--- start INPUT FOR THIS TASK ---

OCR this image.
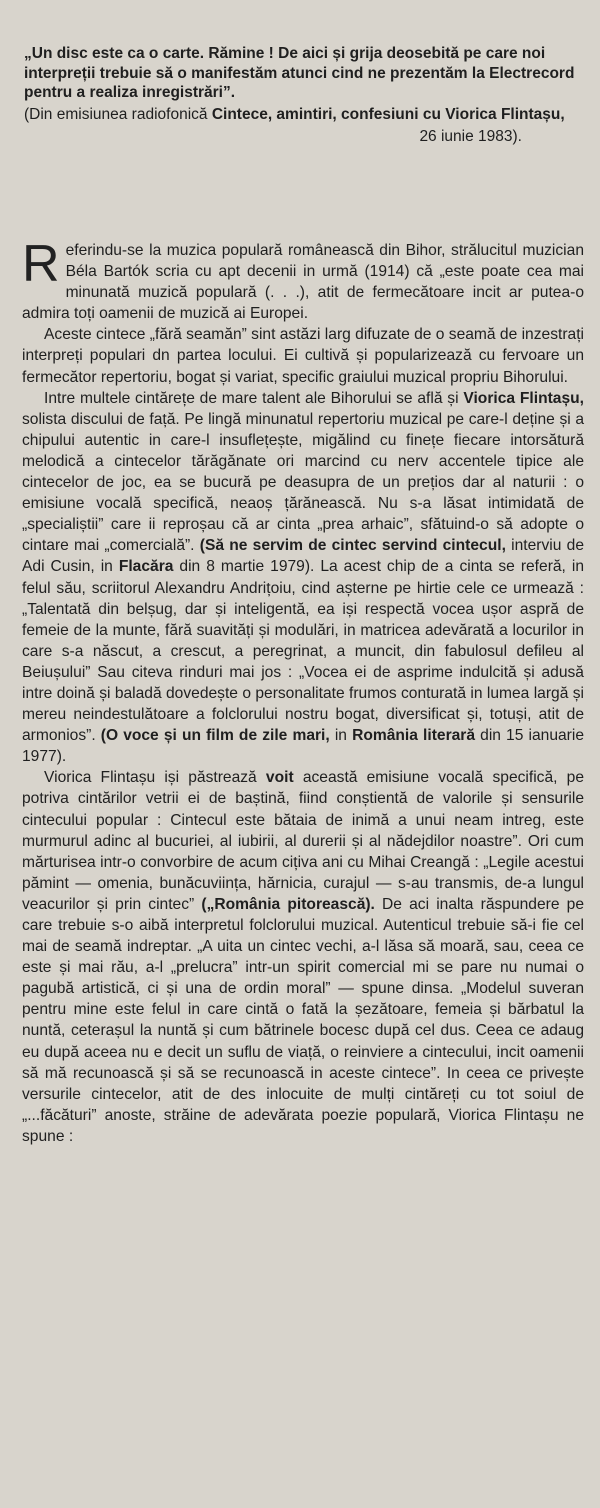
„Un disc este ca o carte. Rămine ! De aici și grija deosebită pe care noi interpreții trebuie să o manifestăm atunci cind ne prezentăm la Electrecord pentru a realiza inregistrări”.
(Din emisiunea radiofonică Cintece, amintiri, confesiuni cu Viorica Flintașu,
26 iunie 1983).

Referindu-se la muzica populară românească din Bihor, strălucitul muzician Béla Bartók scria cu apt decenii in urmă (1914) că „este poate cea mai minunată muzică populară (. . .), atit de fermecătoare incit ar putea-o admira toți oamenii de muzică ai Europei.

Aceste cintece „fără seamăn” sint astăzi larg difuzate de o seamă de inzestrați interpreți populari dn partea locului. Ei cultivă și popularizează cu fervoare un fermecător repertoriu, bogat și variat, specific graiului muzical propriu Bihorului.

Intre multele cintărețe de mare talent ale Bihorului se află și Viorica Flintașu, solista discului de față. Pe lingă minunatul repertoriu muzical pe care-l deține și a chipului autentic in care-l insuflețește, migălind cu finețe fiecare intorsătură melodică a cintecelor tărăgănate ori marcind cu nerv accentele tipice ale cintecelor de joc, ea se bucură pe deasupra de un prețios dar al naturii : o emisiune vocală specifică, neaoș țărănească. Nu s-a lăsat intimidată de „specialiștii” care ii reproșau că ar cinta „prea arhaic”, sfătuind-o să adopte o cintare mai „comercială”. (Să ne servim de cintec servind cintecul, interviu de Adi Cusin, in Flacăra din 8 martie 1979). La acest chip de a cinta se referă, in felul său, scriitorul Alexandru Andrițoiu, cind așterne pe hirtie cele ce urmează : „Talentată din belșug, dar și inteligentă, ea iși respectă vocea ușor aspră de femeie de la munte, fără suavități și modulări, in matricea adevărată a locurilor in care s-a născut, a crescut, a peregrinat, a muncit, din fabulosul defileu al Beiușului” Sau citeva rinduri mai jos : „Vocea ei de asprime indulcită și adusă intre doină și baladă dovedește o personalitate frumos conturată in lumea largă și mereu neindestulătoare a folclorului nostru bogat, diversificat și, totuși, atit de armonios”. (O voce și un film de zile mari, in România literară din 15 ianuarie 1977).

Viorica Flintașu iși păstrează voit această emisiune vocală specifică, pe potriva cintărilor vetrii ei de baștină, fiind conștientă de valorile și sensurile cintecului popular : Cintecul este bătaia de inimă a unui neam intreg, este murmurul adinc al bucuriei, al iubirii, al durerii și al nădejdilor noastre”. Ori cum mărturisea intr-o convorbire de acum cițiva ani cu Mihai Creangă : „Legile acestui pămint — omenia, bunăcuviința, hărnicia, curajul — s-au transmis, de-a lungul veacurilor și prin cintec” („România pitorească). De aci inalta răspundere pe care trebuie s-o aibă interpretul folclorului muzical. Autenticul trebuie să-i fie cel mai de seamă indreptar. „A uita un cintec vechi, a-l lăsa să moară, sau, ceea ce este și mai rău, a-l „prelucra” intr-un spirit comercial mi se pare nu numai o pagubă artistică, ci și una de ordin moral” — spune dinsa. „Modelul suveran pentru mine este felul in care cintă o fată la șezătoare, femeia și bărbatul la nuntă, ceterașul la nuntă și cum bătrinele bocesc după cel dus. Ceea ce adaug eu după aceea nu e decit un suflu de viață, o reinviere a cintecului, incit oamenii să mă recunoască și să se recunoască in aceste cintece”. In ceea ce privește versurile cintecelor, atit de des inlocuite de mulți cintăreți cu tot soiul de „...făcături” anoste, străine de adevărata poezie populară, Viorica Flintașu ne spune :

--- end INPUT FOR THIS TASK ---

AIM -> Do not include images; quote all of the entries above exactly.

TASK SOLUTION ->
OCR this image.
„Un disc este ca o carte. Rămine ! De aici și grija deosebită pe care noi interpreții trebuie să o manifestăm atunci cind ne prezentăm la Electrecord pentru a realiza inregistrări”.
(Din emisiunea radiofonică Cintece, amintiri, confesiuni cu Viorica Flintașu,
26 iunie 1983).

Referindu-se la muzica populară românească din Bihor, strălucitul muzician Béla Bartók scria cu apt decenii in urmă (1914) că „este poate cea mai minunată muzică populară (. . .), atit de fermecătoare incit ar putea-o admira toți oamenii de muzică ai Europei.

Aceste cintece „fără seamăn” sint astăzi larg difuzate de o seamă de inzestrați interpreți populari dn partea locului. Ei cultivă și popularizează cu fervoare un fermecător repertoriu, bogat și variat, specific graiului muzical propriu Bihorului.

Intre multele cintărețe de mare talent ale Bihorului se află și Viorica Flintașu, solista discului de față. Pe lingă minunatul repertoriu muzical pe care-l deține și a chipului autentic in care-l insuflețește, migălind cu finețe fiecare intorsătură melodică a cintecelor tărăgănate ori marcind cu nerv accentele tipice ale cintecelor de joc, ea se bucură pe deasupra de un prețios dar al naturii : o emisiune vocală specifică, neaoș țărănească. Nu s-a lăsat intimidată de „specialiștii” care ii reproșau că ar cinta „prea arhaic”, sfătuind-o să adopte o cintare mai „comercială”. (Să ne servim de cintec servind cintecul, interviu de Adi Cusin, in Flacăra din 8 martie 1979). La acest chip de a cinta se referă, in felul său, scriitorul Alexandru Andrițoiu, cind așterne pe hirtie cele ce urmează : „Talentată din belșug, dar și inteligentă, ea iși respectă vocea ușor aspră de femeie de la munte, fără suavități și modulări, in matricea adevărată a locurilor in care s-a născut, a crescut, a peregrinat, a muncit, din fabulosul defileu al Beiușului” Sau citeva rinduri mai jos : „Vocea ei de asprime indulcită și adusă intre doină și baladă dovedește o personalitate frumos conturată in lumea largă și mereu neindestulătoare a folclorului nostru bogat, diversificat și, totuși, atit de armonios”. (O voce și un film de zile mari, in România literară din 15 ianuarie 1977).

Viorica Flintașu iși păstrează voit această emisiune vocală specifică, pe potriva cintărilor vetrii ei de baștină, fiind conștientă de valorile și sensurile cintecului popular : Cintecul este bătaia de inimă a unui neam intreg, este murmurul adinc al bucuriei, al iubirii, al durerii și al nădejdilor noastre”. Ori cum mărturisea intr-o convorbire de acum cițiva ani cu Mihai Creangă : „Legile acestui pămint — omenia, bunăcuviința, hărnicia, curajul — s-au transmis, de-a lungul veacurilor și prin cintec” („România pitorească). De aci inalta răspundere pe care trebuie s-o aibă interpretul folclorului muzical. Autenticul trebuie să-i fie cel mai de seamă indreptar. „A uita un cintec vechi, a-l lăsa să moară, sau, ceea ce este și mai rău, a-l „prelucra” intr-un spirit comercial mi se pare nu numai o pagubă artistică, ci și una de ordin moral” — spune dinsa. „Modelul suveran pentru mine este felul in care cintă o fată la șezătoare, femeia și bărbatul la nuntă, ceterașul la nuntă și cum bătrinele bocesc după cel dus. Ceea ce adaug eu după aceea nu e decit un suflu de viață, o reinviere a cintecului, incit oamenii să mă recunoască și să se recunoască in aceste cintece”. In ceea ce privește versurile cintecelor, atit de des inlocuite de mulți cintăreți cu tot soiul de „...făcături” anoste, străine de adevărata poezie populară, Viorica Flintașu ne spune :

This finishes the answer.